▸ **Extracts from a graphics dataset**:
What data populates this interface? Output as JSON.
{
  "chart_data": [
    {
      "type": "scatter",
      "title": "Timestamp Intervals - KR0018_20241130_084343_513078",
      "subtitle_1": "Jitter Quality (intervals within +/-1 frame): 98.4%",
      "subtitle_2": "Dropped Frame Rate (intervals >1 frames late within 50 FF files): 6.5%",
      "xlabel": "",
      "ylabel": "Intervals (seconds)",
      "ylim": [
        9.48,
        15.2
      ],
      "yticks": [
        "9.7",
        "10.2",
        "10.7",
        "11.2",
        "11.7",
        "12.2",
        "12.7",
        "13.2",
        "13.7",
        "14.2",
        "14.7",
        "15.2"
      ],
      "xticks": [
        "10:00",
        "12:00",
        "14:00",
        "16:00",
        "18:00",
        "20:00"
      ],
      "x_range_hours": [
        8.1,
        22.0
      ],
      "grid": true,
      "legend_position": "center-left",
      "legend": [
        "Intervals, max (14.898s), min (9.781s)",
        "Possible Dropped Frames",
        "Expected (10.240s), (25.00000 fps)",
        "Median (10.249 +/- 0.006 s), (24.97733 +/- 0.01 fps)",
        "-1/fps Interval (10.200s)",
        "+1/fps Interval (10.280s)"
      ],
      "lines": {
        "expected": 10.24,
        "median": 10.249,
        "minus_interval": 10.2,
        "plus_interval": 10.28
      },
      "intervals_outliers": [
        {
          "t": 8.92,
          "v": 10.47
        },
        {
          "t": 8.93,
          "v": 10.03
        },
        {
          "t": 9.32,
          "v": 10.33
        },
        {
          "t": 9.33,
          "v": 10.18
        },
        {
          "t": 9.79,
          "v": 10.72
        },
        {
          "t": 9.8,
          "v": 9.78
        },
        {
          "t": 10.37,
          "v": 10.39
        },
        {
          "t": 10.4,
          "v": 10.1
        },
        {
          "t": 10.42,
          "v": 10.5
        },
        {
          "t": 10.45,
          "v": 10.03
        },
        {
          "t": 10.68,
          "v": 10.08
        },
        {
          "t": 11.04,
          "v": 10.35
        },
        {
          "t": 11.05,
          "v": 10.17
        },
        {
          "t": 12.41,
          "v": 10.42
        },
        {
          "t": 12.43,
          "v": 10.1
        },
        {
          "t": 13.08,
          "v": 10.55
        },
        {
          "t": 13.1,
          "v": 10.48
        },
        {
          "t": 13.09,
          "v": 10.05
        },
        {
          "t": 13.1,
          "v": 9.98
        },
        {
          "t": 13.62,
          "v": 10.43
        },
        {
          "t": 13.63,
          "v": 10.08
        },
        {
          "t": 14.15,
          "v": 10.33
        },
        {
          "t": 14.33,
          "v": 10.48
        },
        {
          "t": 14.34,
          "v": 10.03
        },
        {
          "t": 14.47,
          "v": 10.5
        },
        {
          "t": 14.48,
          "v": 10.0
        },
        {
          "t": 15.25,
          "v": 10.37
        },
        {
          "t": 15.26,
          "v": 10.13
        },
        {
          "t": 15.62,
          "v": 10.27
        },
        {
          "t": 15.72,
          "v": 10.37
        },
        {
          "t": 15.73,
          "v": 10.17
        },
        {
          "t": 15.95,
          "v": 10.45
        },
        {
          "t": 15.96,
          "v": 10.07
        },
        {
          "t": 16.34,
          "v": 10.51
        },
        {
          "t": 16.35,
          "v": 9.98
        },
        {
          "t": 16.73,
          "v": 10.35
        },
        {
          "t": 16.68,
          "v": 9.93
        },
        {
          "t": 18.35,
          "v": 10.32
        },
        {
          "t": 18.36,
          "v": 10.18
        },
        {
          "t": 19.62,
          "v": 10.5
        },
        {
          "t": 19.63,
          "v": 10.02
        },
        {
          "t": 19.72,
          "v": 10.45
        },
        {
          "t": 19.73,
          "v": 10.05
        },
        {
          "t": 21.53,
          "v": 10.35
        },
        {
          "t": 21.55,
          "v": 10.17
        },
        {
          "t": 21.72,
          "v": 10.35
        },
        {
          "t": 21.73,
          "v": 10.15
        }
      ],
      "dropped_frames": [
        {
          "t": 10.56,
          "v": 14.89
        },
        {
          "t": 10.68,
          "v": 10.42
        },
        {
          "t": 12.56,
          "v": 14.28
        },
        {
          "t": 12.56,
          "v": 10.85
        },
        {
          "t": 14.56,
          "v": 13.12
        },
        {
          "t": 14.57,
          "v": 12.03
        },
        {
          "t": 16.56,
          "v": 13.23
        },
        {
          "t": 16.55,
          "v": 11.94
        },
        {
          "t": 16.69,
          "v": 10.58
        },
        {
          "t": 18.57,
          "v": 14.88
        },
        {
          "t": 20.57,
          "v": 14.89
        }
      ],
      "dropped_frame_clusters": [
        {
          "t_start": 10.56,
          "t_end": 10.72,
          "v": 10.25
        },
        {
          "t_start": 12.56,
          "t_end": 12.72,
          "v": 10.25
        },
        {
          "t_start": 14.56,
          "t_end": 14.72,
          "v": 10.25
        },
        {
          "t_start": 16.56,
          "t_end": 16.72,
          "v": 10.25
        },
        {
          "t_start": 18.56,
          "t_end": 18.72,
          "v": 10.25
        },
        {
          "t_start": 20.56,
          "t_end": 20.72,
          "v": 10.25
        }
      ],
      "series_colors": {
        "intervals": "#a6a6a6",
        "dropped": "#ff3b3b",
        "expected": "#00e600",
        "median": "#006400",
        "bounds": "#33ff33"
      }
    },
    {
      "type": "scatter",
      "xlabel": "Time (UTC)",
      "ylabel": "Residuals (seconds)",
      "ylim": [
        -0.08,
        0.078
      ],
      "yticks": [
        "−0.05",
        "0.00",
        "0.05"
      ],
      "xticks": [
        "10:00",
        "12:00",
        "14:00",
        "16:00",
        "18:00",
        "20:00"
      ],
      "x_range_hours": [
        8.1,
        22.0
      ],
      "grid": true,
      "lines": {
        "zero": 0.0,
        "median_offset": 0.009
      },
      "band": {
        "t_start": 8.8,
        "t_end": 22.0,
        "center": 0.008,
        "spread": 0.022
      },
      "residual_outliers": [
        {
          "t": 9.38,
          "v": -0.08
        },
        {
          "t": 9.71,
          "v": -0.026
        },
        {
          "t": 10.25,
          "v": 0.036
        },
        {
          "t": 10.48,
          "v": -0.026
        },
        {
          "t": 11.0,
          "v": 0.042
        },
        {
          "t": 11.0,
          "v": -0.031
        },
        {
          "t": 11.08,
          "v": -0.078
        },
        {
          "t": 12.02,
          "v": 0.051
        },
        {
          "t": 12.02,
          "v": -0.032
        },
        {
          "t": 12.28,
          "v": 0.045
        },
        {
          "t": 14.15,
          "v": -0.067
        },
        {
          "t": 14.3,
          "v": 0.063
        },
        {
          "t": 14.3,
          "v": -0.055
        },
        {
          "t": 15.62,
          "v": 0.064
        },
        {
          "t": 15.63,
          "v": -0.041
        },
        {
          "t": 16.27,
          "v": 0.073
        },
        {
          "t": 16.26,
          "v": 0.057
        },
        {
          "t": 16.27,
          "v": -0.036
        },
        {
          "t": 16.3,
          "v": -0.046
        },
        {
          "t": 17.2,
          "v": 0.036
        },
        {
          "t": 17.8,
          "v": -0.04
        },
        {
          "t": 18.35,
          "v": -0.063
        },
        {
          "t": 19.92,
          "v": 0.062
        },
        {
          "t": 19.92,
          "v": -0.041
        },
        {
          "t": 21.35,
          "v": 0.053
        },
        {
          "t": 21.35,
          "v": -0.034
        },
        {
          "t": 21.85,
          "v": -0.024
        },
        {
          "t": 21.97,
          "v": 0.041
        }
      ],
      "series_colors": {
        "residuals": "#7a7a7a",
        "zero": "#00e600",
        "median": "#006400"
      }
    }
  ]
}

▸ **To be done**:
Copy out the whole listing exactly as written.

▸ **Written response**:
What data populates this interface? Output as JSON.
{
  "chart_data": [
    {
      "type": "scatter",
      "title": "Timestamp Intervals - KR0018_20241130_084343_513078",
      "subtitle_1": "Jitter Quality (intervals within +/-1 frame): 98.4%",
      "subtitle_2": "Dropped Frame Rate (intervals >1 frames late within 50 FF files): 6.5%",
      "xlabel": "",
      "ylabel": "Intervals (seconds)",
      "ylim": [
        9.48,
        15.2
      ],
      "yticks": [
        "9.7",
        "10.2",
        "10.7",
        "11.2",
        "11.7",
        "12.2",
        "12.7",
        "13.2",
        "13.7",
        "14.2",
        "14.7",
        "15.2"
      ],
      "xticks": [
        "10:00",
        "12:00",
        "14:00",
        "16:00",
        "18:00",
        "20:00"
      ],
      "x_range_hours": [
        8.1,
        22.0
      ],
      "grid": true,
      "legend_position": "center-left",
      "legend": [
        "Intervals, max (14.898s), min (9.781s)",
        "Possible Dropped Frames",
        "Expected (10.240s), (25.00000 fps)",
        "Median (10.249 +/- 0.006 s), (24.97733 +/- 0.01 fps)",
        "-1/fps Interval (10.200s)",
        "+1/fps Interval (10.280s)"
      ],
      "lines": {
        "expected": 10.24,
        "median": 10.249,
        "minus_interval": 10.2,
        "plus_interval": 10.28
      },
      "intervals_outliers": [
        {
          "t": 8.92,
          "v": 10.47
        },
        {
          "t": 8.93,
          "v": 10.03
        },
        {
          "t": 9.32,
          "v": 10.33
        },
        {
          "t": 9.33,
          "v": 10.18
        },
        {
          "t": 9.79,
          "v": 10.72
        },
        {
          "t": 9.8,
          "v": 9.78
        },
        {
          "t": 10.37,
          "v": 10.39
        },
        {
          "t": 10.4,
          "v": 10.1
        },
        {
          "t": 10.42,
          "v": 10.5
        },
        {
          "t": 10.45,
          "v": 10.03
        },
        {
          "t": 10.68,
          "v": 10.08
        },
        {
          "t": 11.04,
          "v": 10.35
        },
        {
          "t": 11.05,
          "v": 10.17
        },
        {
          "t": 12.41,
          "v": 10.42
        },
        {
          "t": 12.43,
          "v": 10.1
        },
        {
          "t": 13.08,
          "v": 10.55
        },
        {
          "t": 13.1,
          "v": 10.48
        },
        {
          "t": 13.09,
          "v": 10.05
        },
        {
          "t": 13.1,
          "v": 9.98
        },
        {
          "t": 13.62,
          "v": 10.43
        },
        {
          "t": 13.63,
          "v": 10.08
        },
        {
          "t": 14.15,
          "v": 10.33
        },
        {
          "t": 14.33,
          "v": 10.48
        },
        {
          "t": 14.34,
          "v": 10.03
        },
        {
          "t": 14.47,
          "v": 10.5
        },
        {
          "t": 14.48,
          "v": 10.0
        },
        {
          "t": 15.25,
          "v": 10.37
        },
        {
          "t": 15.26,
          "v": 10.13
        },
        {
          "t": 15.62,
          "v": 10.27
        },
        {
          "t": 15.72,
          "v": 10.37
        },
        {
          "t": 15.73,
          "v": 10.17
        },
        {
          "t": 15.95,
          "v": 10.45
        },
        {
          "t": 15.96,
          "v": 10.07
        },
        {
          "t": 16.34,
          "v": 10.51
        },
        {
          "t": 16.35,
          "v": 9.98
        },
        {
          "t": 16.73,
          "v": 10.35
        },
        {
          "t": 16.68,
          "v": 9.93
        },
        {
          "t": 18.35,
          "v": 10.32
        },
        {
          "t": 18.36,
          "v": 10.18
        },
        {
          "t": 19.62,
          "v": 10.5
        },
        {
          "t": 19.63,
          "v": 10.02
        },
        {
          "t": 19.72,
          "v": 10.45
        },
        {
          "t": 19.73,
          "v": 10.05
        },
        {
          "t": 21.53,
          "v": 10.35
        },
        {
          "t": 21.55,
          "v": 10.17
        },
        {
          "t": 21.72,
          "v": 10.35
        },
        {
          "t": 21.73,
          "v": 10.15
        }
      ],
      "dropped_frames": [
        {
          "t": 10.56,
          "v": 14.89
        },
        {
          "t": 10.68,
          "v": 10.42
        },
        {
          "t": 12.56,
          "v": 14.28
        },
        {
          "t": 12.56,
          "v": 10.85
        },
        {
          "t": 14.56,
          "v": 13.12
        },
        {
          "t": 14.57,
          "v": 12.03
        },
        {
          "t": 16.56,
          "v": 13.23
        },
        {
          "t": 16.55,
          "v": 11.94
        },
        {
          "t": 16.69,
          "v": 10.58
        },
        {
          "t": 18.57,
          "v": 14.88
        },
        {
          "t": 20.57,
          "v": 14.89
        }
      ],
      "dropped_frame_clusters": [
        {
          "t_start": 10.56,
          "t_end": 10.72,
          "v": 10.25
        },
        {
          "t_start": 12.56,
          "t_end": 12.72,
          "v": 10.25
        },
        {
          "t_start": 14.56,
          "t_end": 14.72,
          "v": 10.25
        },
        {
          "t_start": 16.56,
          "t_end": 16.72,
          "v": 10.25
        },
        {
          "t_start": 18.56,
          "t_end": 18.72,
          "v": 10.25
        },
        {
          "t_start": 20.56,
          "t_end": 20.72,
          "v": 10.25
        }
      ],
      "series_colors": {
        "intervals": "#a6a6a6",
        "dropped": "#ff3b3b",
        "expected": "#00e600",
        "median": "#006400",
        "bounds": "#33ff33"
      }
    },
    {
      "type": "scatter",
      "xlabel": "Time (UTC)",
      "ylabel": "Residuals (seconds)",
      "ylim": [
        -0.08,
        0.078
      ],
      "yticks": [
        "−0.05",
        "0.00",
        "0.05"
      ],
      "xticks": [
        "10:00",
        "12:00",
        "14:00",
        "16:00",
        "18:00",
        "20:00"
      ],
      "x_range_hours": [
        8.1,
        22.0
      ],
      "grid": true,
      "lines": {
        "zero": 0.0,
        "median_offset": 0.009
      },
      "band": {
        "t_start": 8.8,
        "t_end": 22.0,
        "center": 0.008,
        "spread": 0.022
      },
      "residual_outliers": [
        {
          "t": 9.38,
          "v": -0.08
        },
        {
          "t": 9.71,
          "v": -0.026
        },
        {
          "t": 10.25,
          "v": 0.036
        },
        {
          "t": 10.48,
          "v": -0.026
        },
        {
          "t": 11.0,
          "v": 0.042
        },
        {
          "t": 11.0,
          "v": -0.031
        },
        {
          "t": 11.08,
          "v": -0.078
        },
        {
          "t": 12.02,
          "v": 0.051
        },
        {
          "t": 12.02,
          "v": -0.032
        },
        {
          "t": 12.28,
          "v": 0.045
        },
        {
          "t": 14.15,
          "v": -0.067
        },
        {
          "t": 14.3,
          "v": 0.063
        },
        {
          "t": 14.3,
          "v": -0.055
        },
        {
          "t": 15.62,
          "v": 0.064
        },
        {
          "t": 15.63,
          "v": -0.041
        },
        {
          "t": 16.27,
          "v": 0.073
        },
        {
          "t": 16.26,
          "v": 0.057
        },
        {
          "t": 16.27,
          "v": -0.036
        },
        {
          "t": 16.3,
          "v": -0.046
        },
        {
          "t": 17.2,
          "v": 0.036
        },
        {
          "t": 17.8,
          "v": -0.04
        },
        {
          "t": 18.35,
          "v": -0.063
        },
        {
          "t": 19.92,
          "v": 0.062
        },
        {
          "t": 19.92,
          "v": -0.041
        },
        {
          "t": 21.35,
          "v": 0.053
        },
        {
          "t": 21.35,
          "v": -0.034
        },
        {
          "t": 21.85,
          "v": -0.024
        },
        {
          "t": 21.97,
          "v": 0.041
        }
      ],
      "series_colors": {
        "residuals": "#7a7a7a",
        "zero": "#00e600",
        "median": "#006400"
      }
    }
  ]
}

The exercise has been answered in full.